→ **Task requirements**: Pick out each line with the word "Velocity" from the material that follows.

Entries with figure data
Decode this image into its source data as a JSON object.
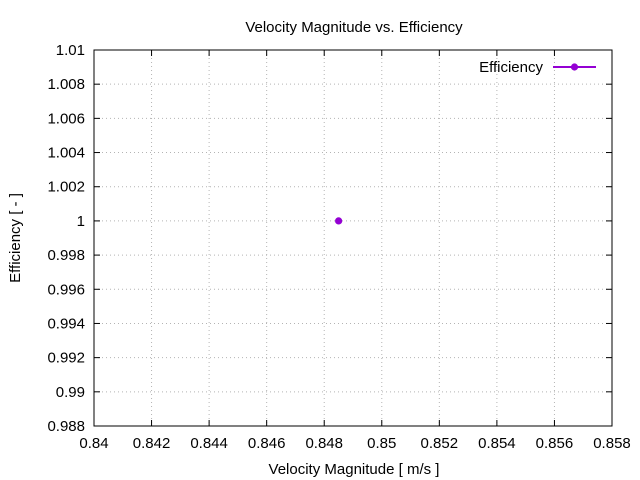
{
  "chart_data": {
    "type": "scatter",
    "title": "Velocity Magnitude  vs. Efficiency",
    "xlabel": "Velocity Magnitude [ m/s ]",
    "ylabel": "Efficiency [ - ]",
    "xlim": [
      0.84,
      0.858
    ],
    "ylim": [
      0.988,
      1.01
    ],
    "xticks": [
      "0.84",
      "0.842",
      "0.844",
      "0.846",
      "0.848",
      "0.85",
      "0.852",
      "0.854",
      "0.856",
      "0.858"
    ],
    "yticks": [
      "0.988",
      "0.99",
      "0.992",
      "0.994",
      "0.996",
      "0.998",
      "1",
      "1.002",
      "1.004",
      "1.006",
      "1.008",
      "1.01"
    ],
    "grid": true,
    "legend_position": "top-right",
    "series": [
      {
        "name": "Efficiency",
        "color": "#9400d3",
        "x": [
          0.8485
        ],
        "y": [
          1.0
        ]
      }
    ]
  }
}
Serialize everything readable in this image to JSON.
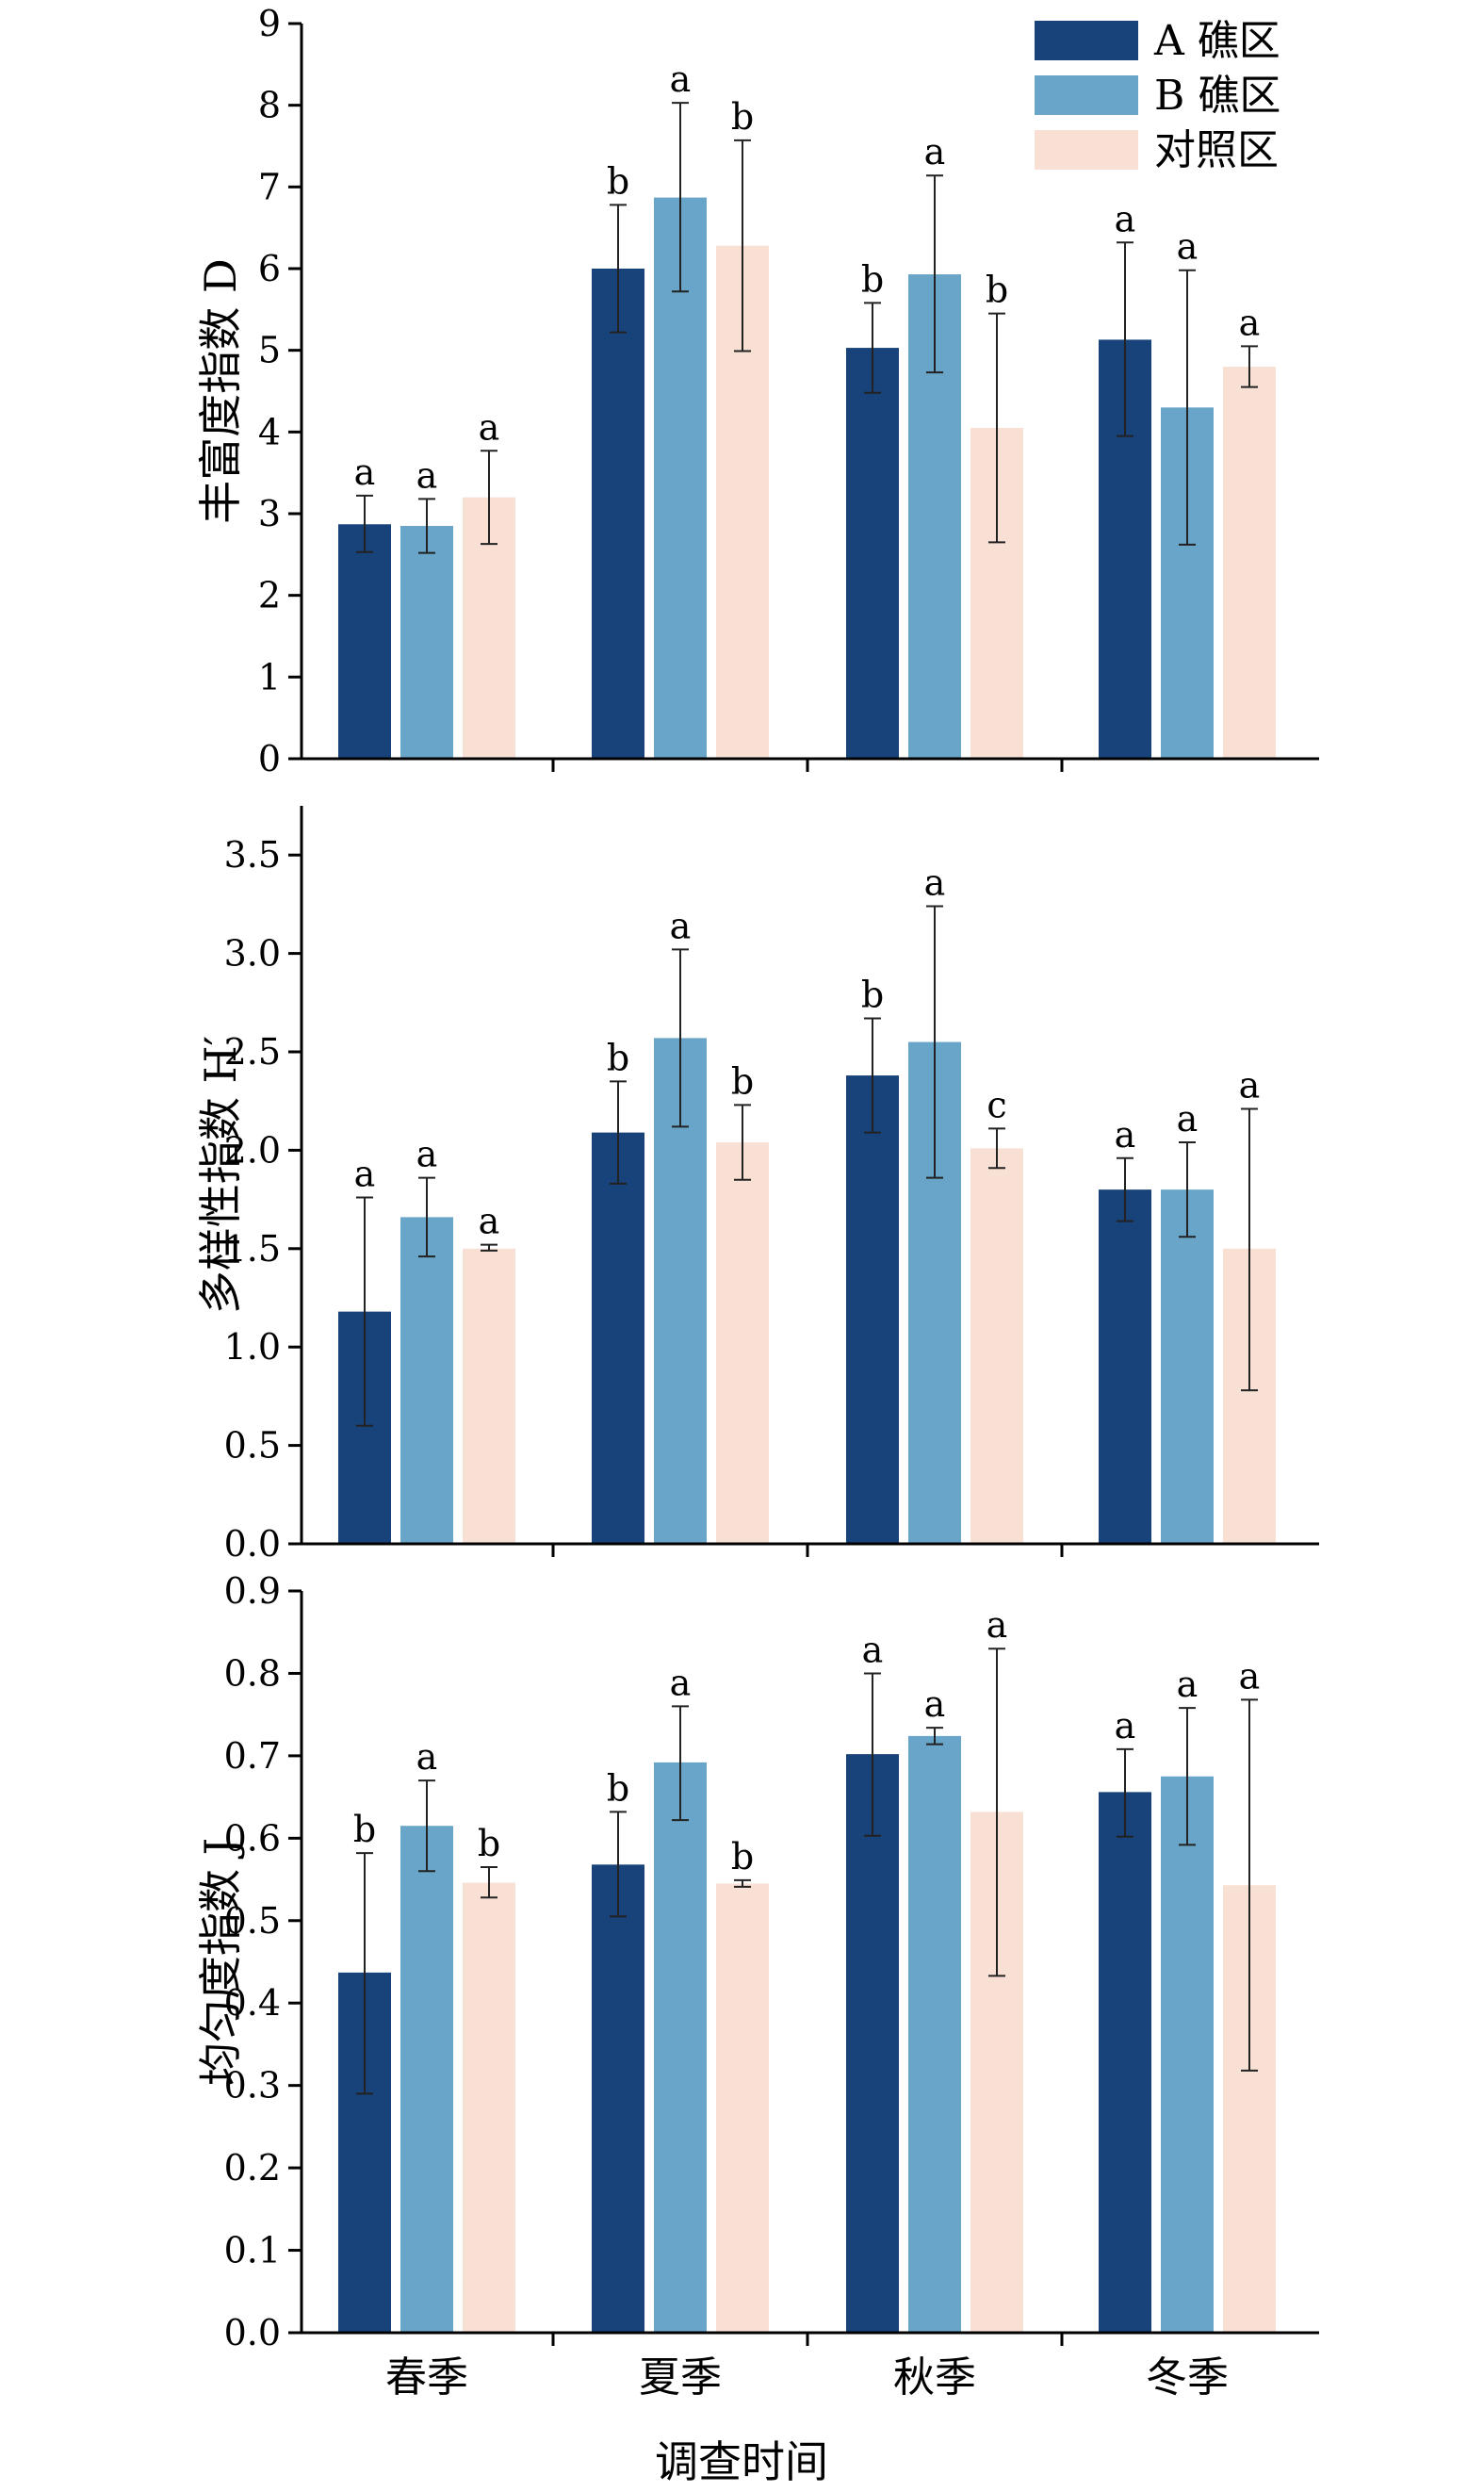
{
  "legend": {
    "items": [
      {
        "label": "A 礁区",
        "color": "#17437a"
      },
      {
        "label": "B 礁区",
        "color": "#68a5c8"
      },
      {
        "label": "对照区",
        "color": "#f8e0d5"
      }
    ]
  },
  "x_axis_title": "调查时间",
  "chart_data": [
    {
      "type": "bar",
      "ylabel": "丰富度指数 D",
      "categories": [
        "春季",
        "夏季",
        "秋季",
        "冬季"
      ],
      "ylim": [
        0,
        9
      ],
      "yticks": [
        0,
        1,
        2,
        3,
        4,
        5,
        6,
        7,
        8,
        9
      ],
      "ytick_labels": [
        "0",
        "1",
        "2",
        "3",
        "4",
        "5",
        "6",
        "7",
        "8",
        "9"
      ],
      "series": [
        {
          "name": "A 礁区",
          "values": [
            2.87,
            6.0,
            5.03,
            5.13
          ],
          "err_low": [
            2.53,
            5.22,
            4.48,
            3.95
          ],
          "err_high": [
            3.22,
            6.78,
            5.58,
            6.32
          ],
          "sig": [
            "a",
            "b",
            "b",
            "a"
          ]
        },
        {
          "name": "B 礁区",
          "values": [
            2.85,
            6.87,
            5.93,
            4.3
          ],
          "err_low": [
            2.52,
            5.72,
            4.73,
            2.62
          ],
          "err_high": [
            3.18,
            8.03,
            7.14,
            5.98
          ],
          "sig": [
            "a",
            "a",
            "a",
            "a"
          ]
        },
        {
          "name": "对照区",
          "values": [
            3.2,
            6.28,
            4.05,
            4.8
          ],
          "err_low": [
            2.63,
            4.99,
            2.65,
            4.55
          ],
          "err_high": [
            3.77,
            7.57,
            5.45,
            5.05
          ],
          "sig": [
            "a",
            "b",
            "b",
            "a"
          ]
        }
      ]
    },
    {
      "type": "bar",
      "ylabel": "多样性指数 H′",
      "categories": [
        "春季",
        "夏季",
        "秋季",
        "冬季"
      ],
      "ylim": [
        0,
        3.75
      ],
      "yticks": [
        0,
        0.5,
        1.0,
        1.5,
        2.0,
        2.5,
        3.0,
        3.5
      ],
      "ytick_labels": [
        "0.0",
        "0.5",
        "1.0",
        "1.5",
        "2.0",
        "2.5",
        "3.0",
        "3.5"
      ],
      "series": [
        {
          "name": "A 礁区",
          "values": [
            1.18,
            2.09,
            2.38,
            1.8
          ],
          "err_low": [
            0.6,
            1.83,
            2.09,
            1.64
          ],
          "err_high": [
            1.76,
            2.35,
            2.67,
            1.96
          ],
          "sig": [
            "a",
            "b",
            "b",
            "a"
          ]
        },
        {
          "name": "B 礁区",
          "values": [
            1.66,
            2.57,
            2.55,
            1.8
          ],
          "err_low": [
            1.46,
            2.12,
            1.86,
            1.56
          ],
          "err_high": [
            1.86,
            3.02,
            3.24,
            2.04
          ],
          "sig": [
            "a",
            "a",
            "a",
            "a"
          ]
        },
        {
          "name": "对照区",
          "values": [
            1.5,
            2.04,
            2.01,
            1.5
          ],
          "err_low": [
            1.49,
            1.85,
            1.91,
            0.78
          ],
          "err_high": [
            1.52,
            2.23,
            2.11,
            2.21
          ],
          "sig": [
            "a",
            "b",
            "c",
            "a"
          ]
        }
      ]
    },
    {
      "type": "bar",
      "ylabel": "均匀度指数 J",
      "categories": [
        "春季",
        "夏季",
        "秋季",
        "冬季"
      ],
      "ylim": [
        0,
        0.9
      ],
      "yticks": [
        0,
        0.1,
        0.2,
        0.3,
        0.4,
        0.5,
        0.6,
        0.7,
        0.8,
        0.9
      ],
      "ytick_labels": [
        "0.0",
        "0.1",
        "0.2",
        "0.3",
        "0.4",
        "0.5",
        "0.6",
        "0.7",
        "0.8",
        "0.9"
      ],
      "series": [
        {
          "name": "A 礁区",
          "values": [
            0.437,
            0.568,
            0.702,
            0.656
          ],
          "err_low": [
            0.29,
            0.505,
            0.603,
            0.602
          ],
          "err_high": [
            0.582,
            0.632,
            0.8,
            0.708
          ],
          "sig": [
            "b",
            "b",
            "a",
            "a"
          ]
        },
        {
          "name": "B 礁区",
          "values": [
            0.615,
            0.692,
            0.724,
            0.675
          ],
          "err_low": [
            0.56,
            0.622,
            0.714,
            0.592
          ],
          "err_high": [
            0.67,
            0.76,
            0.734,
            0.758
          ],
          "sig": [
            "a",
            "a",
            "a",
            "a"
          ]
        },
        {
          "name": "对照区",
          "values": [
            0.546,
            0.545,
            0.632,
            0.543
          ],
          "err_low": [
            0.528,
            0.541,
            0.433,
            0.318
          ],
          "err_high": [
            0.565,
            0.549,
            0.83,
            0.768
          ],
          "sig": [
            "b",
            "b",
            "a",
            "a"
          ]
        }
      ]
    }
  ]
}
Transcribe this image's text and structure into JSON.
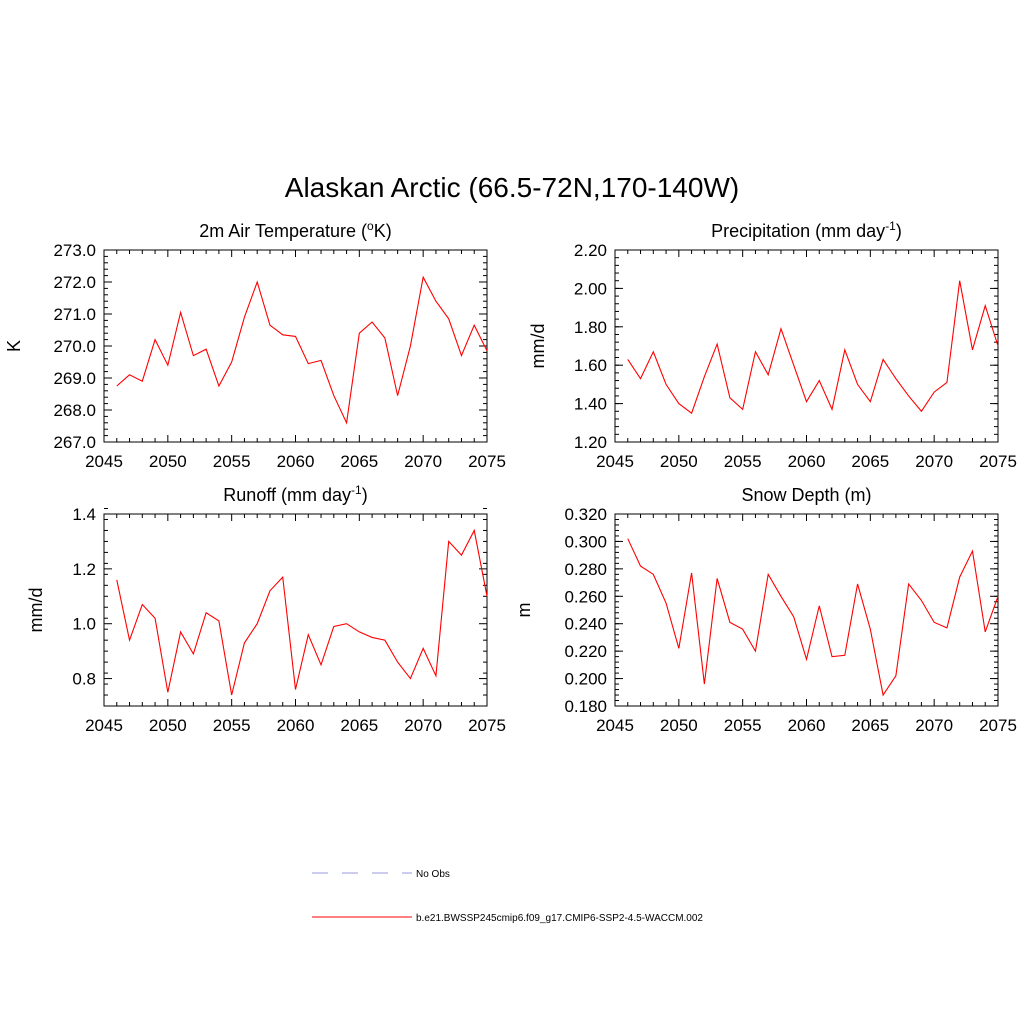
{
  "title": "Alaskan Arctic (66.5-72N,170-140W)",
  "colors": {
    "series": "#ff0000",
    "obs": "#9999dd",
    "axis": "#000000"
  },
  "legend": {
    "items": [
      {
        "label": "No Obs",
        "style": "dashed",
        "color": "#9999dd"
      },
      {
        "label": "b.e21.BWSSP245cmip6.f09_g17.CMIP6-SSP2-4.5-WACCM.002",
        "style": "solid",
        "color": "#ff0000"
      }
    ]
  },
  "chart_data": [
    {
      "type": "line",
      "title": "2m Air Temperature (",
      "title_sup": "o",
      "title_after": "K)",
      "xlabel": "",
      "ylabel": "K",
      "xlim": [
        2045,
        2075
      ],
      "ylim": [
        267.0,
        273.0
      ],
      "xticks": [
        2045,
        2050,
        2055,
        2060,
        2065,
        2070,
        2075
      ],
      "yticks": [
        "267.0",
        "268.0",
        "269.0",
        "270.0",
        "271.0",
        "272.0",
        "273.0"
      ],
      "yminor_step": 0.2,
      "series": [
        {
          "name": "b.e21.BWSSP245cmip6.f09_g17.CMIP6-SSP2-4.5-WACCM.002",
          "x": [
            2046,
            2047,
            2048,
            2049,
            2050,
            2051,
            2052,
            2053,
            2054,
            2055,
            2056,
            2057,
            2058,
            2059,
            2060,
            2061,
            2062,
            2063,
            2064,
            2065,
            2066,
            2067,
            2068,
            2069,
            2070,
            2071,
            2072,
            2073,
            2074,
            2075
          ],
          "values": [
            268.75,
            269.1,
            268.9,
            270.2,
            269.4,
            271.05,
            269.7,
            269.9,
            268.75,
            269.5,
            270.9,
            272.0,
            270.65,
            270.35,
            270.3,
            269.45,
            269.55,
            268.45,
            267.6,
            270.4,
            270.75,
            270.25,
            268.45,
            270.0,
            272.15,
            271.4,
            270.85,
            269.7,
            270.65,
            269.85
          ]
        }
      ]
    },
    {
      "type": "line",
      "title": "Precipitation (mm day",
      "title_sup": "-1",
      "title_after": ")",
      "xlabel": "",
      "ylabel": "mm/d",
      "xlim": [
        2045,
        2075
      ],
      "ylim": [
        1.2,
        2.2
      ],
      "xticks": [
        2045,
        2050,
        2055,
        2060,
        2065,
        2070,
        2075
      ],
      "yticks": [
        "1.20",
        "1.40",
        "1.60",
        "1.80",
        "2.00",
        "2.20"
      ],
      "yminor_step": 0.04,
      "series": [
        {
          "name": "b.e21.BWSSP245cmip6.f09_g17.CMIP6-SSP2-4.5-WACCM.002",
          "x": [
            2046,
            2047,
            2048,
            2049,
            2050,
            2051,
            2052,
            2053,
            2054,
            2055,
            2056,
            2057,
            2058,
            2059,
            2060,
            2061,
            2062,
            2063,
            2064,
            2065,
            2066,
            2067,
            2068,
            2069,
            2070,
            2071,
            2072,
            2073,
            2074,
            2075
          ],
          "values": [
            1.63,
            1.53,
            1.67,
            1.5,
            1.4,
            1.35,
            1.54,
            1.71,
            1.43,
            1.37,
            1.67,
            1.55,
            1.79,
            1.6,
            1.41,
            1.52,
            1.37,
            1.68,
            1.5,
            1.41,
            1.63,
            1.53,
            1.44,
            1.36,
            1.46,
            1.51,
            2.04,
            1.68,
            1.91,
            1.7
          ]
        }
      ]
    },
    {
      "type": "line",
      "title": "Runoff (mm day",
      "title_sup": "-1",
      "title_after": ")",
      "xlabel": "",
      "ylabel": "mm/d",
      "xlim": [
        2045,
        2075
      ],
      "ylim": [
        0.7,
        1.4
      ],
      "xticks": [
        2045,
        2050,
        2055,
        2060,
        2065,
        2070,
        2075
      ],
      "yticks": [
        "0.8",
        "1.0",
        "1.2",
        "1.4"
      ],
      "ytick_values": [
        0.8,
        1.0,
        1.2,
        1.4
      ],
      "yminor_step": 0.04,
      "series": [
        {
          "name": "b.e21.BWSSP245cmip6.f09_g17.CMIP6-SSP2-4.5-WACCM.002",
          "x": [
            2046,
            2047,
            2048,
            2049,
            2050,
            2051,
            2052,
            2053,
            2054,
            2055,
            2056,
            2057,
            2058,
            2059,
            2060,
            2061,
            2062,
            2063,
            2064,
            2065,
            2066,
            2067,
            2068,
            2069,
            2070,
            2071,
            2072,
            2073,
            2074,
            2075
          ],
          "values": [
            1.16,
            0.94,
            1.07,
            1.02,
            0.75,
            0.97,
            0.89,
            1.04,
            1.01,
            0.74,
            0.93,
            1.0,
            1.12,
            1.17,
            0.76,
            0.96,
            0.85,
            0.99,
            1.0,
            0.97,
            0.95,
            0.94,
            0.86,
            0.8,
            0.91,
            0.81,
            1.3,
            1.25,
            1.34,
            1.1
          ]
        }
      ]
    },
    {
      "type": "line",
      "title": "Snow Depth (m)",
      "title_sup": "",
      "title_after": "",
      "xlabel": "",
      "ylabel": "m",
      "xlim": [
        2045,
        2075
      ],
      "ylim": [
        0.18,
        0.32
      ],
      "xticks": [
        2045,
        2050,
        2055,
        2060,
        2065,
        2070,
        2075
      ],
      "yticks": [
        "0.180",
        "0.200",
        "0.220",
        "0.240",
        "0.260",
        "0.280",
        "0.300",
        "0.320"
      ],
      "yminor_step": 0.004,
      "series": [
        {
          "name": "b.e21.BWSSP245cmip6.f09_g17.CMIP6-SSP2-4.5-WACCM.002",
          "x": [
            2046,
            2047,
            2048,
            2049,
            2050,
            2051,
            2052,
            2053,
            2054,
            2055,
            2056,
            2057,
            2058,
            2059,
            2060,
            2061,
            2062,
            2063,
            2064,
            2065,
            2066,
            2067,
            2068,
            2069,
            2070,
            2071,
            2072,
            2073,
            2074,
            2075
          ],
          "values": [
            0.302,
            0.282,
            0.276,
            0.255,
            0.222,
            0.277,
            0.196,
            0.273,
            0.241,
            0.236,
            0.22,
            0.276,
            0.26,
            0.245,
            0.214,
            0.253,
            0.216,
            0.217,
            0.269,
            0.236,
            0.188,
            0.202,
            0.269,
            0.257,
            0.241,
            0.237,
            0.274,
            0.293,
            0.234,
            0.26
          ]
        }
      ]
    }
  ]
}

→ **Finished exercise**:
    "title": "Velocity Magnitude  vs. Efficiency",
    "xlabel": "Velocity Magnitude [ m/s ]",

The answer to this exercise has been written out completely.